[Figure record extracts]
####################
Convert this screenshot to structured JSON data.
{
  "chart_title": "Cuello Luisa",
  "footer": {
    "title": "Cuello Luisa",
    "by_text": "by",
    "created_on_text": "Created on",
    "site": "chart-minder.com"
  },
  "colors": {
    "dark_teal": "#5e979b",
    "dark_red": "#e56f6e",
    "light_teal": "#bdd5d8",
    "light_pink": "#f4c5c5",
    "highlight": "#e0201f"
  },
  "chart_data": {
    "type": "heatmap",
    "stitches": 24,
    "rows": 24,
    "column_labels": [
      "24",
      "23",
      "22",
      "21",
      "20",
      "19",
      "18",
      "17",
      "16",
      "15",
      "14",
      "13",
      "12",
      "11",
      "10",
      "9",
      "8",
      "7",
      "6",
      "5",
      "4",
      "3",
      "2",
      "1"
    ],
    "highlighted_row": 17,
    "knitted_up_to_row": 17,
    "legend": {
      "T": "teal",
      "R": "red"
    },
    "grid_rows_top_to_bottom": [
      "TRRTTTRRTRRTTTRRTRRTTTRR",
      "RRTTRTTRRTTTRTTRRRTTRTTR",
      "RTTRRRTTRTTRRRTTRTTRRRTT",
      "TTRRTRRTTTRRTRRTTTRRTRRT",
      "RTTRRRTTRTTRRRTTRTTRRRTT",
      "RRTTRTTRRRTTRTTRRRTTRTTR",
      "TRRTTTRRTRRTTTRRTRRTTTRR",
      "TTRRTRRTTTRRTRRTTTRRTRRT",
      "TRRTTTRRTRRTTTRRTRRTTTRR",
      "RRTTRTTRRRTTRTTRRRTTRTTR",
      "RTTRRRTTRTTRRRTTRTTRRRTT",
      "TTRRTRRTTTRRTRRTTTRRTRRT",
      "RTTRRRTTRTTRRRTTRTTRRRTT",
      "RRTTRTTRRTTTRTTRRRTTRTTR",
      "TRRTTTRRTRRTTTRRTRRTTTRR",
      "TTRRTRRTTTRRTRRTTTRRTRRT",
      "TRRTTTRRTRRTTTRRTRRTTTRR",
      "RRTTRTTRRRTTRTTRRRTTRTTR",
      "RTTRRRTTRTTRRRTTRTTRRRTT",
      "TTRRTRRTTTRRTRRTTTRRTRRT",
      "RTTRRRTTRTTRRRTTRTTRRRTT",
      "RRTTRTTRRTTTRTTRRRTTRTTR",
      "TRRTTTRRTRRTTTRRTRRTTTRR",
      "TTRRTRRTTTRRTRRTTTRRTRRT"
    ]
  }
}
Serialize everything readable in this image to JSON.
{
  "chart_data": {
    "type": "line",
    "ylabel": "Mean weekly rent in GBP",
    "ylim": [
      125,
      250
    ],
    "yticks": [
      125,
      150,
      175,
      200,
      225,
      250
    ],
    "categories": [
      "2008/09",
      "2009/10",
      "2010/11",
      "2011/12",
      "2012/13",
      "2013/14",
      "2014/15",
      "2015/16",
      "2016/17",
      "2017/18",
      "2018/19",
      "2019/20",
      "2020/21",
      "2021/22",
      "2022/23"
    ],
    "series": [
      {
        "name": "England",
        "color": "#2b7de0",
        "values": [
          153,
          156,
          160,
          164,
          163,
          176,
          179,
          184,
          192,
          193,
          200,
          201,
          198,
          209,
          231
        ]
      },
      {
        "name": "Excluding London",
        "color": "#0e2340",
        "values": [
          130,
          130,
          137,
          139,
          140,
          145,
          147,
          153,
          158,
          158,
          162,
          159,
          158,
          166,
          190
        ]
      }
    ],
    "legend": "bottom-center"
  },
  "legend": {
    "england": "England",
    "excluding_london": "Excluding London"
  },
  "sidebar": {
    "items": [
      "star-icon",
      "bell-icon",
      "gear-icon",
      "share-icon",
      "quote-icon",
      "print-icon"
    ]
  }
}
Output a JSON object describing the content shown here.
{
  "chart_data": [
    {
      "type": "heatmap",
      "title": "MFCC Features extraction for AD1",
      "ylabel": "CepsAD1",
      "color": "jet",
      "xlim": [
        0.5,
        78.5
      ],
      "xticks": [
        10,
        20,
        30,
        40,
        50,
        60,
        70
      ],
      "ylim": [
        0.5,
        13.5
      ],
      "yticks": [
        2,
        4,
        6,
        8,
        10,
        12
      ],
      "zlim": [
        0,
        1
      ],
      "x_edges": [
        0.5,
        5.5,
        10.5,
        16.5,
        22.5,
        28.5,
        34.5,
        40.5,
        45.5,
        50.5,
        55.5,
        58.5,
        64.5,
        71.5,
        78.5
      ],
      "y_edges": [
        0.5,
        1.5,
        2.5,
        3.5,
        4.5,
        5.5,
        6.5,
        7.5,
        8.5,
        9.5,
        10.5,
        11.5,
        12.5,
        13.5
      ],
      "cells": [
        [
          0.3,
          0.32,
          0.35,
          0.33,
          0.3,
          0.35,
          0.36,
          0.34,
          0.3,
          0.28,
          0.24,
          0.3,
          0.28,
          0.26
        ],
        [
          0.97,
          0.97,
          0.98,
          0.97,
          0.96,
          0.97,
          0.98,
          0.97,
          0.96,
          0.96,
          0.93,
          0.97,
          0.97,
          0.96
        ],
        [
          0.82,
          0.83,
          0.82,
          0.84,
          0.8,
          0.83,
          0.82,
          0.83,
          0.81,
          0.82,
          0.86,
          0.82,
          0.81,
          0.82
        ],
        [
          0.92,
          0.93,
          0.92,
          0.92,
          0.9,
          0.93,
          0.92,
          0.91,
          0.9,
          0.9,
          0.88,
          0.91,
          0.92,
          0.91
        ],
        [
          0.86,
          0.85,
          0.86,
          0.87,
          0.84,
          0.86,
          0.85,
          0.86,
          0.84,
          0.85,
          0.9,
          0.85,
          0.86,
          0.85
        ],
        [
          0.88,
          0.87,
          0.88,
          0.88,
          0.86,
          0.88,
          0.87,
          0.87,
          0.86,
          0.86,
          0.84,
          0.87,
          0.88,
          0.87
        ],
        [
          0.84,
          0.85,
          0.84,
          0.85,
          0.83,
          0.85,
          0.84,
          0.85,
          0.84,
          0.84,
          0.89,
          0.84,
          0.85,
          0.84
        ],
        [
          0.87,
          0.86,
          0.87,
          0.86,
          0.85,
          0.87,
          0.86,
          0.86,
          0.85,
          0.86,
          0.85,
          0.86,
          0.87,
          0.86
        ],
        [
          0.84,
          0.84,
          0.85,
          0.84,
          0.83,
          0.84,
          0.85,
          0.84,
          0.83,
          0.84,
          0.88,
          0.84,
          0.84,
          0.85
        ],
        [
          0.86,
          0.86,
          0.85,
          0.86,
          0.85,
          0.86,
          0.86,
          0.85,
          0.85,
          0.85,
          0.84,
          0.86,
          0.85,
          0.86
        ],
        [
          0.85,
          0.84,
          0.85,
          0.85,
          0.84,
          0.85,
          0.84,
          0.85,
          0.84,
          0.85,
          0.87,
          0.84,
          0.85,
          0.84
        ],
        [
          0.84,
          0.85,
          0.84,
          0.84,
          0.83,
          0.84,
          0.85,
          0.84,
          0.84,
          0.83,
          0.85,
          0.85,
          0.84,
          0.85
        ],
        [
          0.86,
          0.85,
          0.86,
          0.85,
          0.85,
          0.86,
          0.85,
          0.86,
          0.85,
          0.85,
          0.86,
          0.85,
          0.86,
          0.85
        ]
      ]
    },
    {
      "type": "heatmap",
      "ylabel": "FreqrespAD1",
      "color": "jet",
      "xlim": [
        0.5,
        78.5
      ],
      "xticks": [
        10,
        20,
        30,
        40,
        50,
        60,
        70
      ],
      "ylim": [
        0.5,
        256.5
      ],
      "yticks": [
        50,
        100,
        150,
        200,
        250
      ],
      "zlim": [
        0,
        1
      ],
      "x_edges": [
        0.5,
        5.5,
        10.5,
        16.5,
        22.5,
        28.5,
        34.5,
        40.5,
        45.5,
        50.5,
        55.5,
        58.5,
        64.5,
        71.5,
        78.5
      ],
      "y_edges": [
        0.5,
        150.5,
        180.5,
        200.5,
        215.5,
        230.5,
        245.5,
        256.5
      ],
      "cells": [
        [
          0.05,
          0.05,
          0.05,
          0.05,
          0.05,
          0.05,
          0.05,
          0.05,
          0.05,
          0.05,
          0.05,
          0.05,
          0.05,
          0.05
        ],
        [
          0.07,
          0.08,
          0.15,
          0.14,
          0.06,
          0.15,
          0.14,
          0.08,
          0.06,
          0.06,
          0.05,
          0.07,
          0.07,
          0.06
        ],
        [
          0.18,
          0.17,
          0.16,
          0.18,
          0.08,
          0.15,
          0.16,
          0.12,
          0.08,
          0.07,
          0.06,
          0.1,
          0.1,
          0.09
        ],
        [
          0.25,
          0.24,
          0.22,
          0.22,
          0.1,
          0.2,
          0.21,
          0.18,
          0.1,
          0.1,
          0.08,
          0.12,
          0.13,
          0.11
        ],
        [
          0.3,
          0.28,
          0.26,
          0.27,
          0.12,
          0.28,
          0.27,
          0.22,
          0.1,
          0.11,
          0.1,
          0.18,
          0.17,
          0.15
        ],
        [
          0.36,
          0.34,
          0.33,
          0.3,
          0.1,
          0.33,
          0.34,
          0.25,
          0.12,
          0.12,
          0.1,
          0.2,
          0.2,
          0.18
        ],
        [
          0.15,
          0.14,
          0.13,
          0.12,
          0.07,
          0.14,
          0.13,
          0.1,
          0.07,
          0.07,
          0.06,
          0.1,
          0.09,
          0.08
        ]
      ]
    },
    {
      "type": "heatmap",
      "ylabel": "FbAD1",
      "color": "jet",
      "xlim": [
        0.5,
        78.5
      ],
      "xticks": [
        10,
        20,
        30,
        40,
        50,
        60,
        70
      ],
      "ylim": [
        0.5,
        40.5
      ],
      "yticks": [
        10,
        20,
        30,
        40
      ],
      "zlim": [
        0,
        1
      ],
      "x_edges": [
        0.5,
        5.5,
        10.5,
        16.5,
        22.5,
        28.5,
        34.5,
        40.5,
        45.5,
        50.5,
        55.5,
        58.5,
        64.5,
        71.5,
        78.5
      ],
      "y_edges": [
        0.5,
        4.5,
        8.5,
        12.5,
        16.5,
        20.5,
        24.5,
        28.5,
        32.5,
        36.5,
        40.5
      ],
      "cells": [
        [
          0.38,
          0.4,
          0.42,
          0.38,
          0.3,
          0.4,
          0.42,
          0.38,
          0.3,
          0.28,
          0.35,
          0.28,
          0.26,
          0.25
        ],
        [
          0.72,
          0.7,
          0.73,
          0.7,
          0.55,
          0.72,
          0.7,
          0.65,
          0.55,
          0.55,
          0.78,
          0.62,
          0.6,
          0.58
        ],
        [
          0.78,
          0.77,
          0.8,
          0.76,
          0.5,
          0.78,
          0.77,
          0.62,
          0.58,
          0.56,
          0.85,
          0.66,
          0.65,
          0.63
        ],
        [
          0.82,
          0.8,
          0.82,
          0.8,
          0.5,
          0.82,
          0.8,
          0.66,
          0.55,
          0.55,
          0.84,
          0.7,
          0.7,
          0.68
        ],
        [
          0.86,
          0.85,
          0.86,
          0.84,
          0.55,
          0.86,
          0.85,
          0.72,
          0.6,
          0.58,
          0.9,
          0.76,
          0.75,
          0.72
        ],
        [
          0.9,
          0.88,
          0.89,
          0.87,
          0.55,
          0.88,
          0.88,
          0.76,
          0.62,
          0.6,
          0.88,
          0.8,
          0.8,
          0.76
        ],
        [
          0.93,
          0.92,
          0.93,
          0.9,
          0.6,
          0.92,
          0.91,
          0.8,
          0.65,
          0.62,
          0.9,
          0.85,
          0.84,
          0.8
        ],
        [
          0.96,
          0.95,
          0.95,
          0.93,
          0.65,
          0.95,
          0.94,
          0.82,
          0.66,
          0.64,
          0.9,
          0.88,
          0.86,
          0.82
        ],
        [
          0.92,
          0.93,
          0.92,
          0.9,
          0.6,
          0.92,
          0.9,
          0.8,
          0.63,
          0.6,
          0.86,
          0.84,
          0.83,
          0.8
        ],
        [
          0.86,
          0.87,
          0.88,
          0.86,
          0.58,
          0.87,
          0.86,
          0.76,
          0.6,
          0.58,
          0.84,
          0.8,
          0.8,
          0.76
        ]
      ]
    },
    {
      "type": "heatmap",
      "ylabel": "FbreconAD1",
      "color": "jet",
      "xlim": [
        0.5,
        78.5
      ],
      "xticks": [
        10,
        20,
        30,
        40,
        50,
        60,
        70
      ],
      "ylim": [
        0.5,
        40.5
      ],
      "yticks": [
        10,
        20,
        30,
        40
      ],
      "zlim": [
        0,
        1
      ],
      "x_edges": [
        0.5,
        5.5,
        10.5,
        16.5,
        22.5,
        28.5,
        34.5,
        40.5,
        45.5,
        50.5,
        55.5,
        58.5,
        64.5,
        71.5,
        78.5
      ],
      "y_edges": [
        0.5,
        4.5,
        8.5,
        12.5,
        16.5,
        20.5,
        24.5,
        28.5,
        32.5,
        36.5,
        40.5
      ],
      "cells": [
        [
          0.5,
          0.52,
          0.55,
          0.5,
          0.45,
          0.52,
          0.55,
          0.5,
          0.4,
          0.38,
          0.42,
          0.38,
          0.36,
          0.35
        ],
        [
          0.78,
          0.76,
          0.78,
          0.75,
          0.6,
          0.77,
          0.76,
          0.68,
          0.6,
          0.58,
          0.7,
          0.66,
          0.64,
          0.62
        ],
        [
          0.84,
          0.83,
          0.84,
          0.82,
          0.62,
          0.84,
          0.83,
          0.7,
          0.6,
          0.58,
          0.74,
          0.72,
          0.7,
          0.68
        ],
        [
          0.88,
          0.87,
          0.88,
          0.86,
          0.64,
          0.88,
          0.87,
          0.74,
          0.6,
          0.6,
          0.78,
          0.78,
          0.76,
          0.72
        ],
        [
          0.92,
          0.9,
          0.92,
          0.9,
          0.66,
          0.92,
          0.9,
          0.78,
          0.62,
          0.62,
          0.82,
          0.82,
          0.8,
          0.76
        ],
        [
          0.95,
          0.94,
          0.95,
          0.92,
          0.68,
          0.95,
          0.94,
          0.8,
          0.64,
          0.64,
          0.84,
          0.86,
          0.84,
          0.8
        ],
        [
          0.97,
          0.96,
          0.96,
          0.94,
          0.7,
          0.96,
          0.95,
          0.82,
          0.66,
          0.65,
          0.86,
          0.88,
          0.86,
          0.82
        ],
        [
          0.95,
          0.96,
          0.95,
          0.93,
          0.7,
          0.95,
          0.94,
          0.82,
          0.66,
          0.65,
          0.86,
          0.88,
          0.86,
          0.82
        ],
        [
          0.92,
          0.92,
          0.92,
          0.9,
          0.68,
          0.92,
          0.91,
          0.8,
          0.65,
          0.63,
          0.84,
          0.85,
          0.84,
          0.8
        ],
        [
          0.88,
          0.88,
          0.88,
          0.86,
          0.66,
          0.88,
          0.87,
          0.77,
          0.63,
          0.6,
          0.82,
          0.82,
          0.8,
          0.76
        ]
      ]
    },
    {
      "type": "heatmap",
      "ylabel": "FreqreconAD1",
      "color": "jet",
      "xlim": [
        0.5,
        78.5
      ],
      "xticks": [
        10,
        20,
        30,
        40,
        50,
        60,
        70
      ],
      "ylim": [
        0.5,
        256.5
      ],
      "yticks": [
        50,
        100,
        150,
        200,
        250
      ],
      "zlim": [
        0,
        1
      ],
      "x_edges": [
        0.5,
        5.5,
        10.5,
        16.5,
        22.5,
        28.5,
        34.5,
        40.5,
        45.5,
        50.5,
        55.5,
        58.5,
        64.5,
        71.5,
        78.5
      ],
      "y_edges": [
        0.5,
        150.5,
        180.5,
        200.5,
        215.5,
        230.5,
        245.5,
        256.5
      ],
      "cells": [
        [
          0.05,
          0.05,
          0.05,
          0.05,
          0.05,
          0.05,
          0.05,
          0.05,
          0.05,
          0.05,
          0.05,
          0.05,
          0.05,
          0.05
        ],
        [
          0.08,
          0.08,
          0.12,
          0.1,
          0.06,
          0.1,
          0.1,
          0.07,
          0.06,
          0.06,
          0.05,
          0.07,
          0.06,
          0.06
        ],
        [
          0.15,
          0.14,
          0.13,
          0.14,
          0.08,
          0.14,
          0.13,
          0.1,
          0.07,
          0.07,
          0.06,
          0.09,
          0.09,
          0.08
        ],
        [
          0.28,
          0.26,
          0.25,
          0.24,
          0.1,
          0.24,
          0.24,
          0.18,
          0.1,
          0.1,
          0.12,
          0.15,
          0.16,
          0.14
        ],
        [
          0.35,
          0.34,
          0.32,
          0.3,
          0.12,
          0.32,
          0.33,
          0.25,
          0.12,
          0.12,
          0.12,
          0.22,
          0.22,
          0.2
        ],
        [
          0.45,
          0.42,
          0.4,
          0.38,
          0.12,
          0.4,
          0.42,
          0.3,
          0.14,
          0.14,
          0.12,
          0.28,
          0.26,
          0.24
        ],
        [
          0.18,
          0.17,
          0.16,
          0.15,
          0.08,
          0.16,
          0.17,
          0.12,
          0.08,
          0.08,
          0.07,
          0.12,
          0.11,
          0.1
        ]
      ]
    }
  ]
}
####################
• Exercise goal
Looking at the records above, work out how many lines include the string "this". Give the number and nothing else.

• Complete answer
2